**A block of data:**

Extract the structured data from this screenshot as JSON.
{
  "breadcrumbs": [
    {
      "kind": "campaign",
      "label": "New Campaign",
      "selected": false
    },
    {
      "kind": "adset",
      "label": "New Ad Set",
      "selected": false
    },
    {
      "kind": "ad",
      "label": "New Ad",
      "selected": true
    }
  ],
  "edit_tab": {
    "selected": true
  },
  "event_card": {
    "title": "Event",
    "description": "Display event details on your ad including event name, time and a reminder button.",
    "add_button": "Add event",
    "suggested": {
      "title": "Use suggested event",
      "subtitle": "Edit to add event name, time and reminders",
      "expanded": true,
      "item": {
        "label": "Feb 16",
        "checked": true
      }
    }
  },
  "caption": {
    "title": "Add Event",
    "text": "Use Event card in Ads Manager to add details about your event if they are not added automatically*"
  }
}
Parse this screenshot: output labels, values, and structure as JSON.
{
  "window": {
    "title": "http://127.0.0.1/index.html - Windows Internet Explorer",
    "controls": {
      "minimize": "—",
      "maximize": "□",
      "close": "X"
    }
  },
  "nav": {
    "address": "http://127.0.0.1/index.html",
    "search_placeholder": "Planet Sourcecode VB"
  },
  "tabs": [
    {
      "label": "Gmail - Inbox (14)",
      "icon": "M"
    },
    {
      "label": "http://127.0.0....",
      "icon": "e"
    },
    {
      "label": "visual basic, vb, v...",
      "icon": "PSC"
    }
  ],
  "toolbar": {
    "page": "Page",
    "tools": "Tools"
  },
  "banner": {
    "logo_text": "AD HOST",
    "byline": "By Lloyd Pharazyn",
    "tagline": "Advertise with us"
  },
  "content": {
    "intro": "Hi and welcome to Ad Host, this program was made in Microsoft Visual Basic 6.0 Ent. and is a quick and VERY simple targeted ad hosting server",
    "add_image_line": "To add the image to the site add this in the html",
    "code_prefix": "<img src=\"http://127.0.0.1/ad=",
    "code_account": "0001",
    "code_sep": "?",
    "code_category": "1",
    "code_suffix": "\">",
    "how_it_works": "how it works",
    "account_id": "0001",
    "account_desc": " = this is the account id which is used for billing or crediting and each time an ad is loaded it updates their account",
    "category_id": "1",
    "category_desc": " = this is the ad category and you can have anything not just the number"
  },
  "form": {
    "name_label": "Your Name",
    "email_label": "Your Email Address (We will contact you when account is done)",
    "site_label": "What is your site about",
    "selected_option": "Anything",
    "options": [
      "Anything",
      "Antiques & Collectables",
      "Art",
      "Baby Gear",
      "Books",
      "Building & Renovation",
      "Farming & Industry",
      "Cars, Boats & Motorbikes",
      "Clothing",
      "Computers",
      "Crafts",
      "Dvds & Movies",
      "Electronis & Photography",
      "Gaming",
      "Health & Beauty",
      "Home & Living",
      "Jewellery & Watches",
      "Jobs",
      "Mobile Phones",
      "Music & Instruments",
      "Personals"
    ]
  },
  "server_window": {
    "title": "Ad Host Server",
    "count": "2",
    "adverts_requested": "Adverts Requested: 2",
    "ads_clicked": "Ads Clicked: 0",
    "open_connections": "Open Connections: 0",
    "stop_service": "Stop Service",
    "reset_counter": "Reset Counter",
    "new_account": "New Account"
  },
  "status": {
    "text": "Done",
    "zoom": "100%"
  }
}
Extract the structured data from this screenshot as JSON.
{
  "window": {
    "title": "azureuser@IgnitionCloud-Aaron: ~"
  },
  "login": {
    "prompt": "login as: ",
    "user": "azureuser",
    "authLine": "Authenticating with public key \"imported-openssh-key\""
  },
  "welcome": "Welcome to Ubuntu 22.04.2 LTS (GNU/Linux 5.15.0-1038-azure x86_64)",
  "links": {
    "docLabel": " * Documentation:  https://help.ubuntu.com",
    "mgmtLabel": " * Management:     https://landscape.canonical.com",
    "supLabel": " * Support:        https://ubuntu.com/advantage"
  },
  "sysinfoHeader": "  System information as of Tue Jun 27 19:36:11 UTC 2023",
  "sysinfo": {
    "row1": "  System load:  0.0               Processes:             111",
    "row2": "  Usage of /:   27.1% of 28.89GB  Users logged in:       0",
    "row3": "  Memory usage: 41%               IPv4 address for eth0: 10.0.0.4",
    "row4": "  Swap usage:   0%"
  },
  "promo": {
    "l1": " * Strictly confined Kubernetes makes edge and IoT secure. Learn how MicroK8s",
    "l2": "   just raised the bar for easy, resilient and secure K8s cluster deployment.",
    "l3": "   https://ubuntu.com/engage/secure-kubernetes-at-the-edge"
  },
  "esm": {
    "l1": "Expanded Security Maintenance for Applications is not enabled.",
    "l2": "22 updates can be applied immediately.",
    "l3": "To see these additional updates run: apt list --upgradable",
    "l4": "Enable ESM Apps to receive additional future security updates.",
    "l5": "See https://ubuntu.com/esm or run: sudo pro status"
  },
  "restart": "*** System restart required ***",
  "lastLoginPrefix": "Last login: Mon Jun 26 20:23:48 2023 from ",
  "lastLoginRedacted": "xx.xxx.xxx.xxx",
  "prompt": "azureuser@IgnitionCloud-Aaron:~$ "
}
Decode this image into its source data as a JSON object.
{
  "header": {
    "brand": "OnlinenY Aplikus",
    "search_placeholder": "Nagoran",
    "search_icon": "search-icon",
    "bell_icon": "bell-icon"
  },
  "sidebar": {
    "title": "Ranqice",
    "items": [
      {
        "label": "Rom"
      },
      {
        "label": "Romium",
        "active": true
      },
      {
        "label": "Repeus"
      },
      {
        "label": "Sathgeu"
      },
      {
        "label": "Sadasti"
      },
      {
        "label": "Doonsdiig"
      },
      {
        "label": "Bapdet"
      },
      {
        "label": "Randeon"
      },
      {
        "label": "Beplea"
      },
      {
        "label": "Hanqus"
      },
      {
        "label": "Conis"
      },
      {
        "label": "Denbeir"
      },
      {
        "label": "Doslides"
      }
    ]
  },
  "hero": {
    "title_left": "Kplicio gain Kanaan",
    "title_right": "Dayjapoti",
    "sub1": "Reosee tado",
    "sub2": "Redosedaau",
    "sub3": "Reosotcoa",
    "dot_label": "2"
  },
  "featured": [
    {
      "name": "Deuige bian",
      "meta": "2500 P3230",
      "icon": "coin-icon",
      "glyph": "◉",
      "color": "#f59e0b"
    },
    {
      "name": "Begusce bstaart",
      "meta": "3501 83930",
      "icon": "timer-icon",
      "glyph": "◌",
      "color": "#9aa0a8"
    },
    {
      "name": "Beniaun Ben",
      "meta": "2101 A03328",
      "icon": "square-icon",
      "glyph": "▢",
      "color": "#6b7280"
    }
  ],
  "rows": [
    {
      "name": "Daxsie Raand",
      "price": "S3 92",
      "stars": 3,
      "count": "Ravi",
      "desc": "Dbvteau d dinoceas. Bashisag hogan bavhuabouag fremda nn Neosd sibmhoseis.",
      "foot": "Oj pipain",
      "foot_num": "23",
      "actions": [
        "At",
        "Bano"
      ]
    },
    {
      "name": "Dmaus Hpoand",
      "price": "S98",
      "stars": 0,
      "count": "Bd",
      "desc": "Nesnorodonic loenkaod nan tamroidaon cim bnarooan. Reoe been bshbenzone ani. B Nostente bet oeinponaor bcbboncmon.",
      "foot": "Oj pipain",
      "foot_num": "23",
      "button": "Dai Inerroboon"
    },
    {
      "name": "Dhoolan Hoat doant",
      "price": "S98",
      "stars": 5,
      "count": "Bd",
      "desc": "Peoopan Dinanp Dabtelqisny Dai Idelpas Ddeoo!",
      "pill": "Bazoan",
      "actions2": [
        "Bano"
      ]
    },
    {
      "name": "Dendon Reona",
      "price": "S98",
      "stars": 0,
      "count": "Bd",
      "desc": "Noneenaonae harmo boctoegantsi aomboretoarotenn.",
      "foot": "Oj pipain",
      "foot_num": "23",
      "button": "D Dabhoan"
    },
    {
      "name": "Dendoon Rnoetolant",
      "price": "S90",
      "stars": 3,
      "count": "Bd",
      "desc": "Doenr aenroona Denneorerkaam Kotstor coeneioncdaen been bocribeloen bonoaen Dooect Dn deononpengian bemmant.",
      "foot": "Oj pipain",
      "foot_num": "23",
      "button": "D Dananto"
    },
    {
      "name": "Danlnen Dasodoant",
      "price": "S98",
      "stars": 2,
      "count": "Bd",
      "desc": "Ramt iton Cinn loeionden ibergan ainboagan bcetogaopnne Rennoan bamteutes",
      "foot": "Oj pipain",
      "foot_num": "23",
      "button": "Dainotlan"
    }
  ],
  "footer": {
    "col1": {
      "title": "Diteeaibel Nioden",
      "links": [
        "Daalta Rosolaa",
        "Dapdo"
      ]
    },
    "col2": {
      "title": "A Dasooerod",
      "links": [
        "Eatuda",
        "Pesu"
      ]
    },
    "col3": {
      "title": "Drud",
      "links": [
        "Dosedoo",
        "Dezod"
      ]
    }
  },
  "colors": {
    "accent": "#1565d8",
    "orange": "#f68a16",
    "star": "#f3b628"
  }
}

**WORK TO DO:** Collect each line of the entries that has the word "just", copying it in full.

**ANSWER TO THIS EXERCISE:**
    "category_desc": " = this is the ad category and you can have anything not just the number"
    "l2": "   just raised the bar for easy, resilient and secure K8s cluster deployment.",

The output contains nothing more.